Gather all lines in the entries that include the word "Bullet".

··· DATA TO USE ···

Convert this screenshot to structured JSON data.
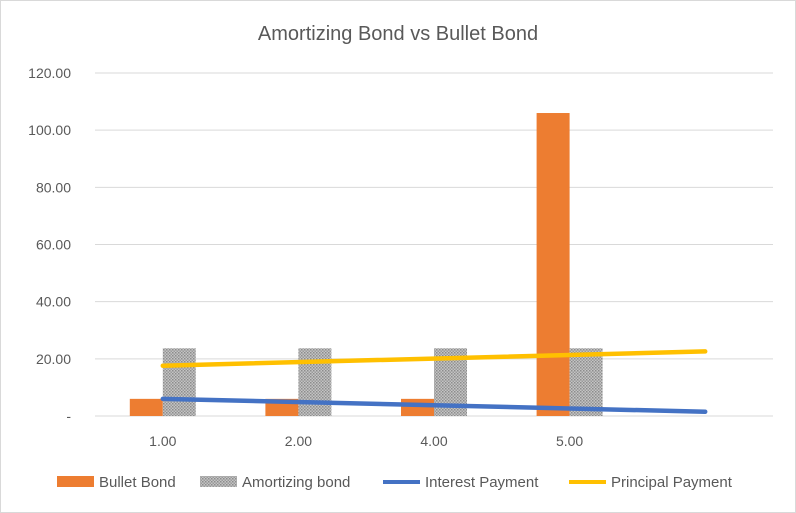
{
  "chart_data": {
    "type": "bar",
    "title": "Amortizing Bond vs Bullet Bond",
    "xlabel": "",
    "ylabel": "",
    "categories": [
      "1.00",
      "2.00",
      "4.00",
      "5.00"
    ],
    "ylim": [
      0,
      120
    ],
    "yticks": [
      0,
      20,
      40,
      60,
      80,
      100,
      120
    ],
    "ytick_labels": [
      "-",
      "20.00",
      "40.00",
      "60.00",
      "80.00",
      "100.00",
      "120.00"
    ],
    "grid": true,
    "legend_position": "bottom",
    "bar_series": [
      {
        "name": "Bullet Bond",
        "color": "#ed7d31",
        "values": [
          6,
          6,
          6,
          106
        ]
      },
      {
        "name": "Amortizing bond",
        "color": "#a5a5a5",
        "pattern": "dotted",
        "values": [
          23.7,
          23.7,
          23.7,
          23.7
        ]
      }
    ],
    "line_series": [
      {
        "name": "Interest Payment",
        "color": "#4472c4",
        "x_index": [
          0,
          4
        ],
        "values": [
          6.0,
          1.5
        ]
      },
      {
        "name": "Principal Payment",
        "color": "#ffc000",
        "x_index": [
          0,
          4
        ],
        "values": [
          17.6,
          22.6
        ]
      }
    ]
  }
}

···

▸ WRITTEN RESPONSE
    "title": "Amortizing Bond vs Bullet Bond",
        "name": "Bullet Bond",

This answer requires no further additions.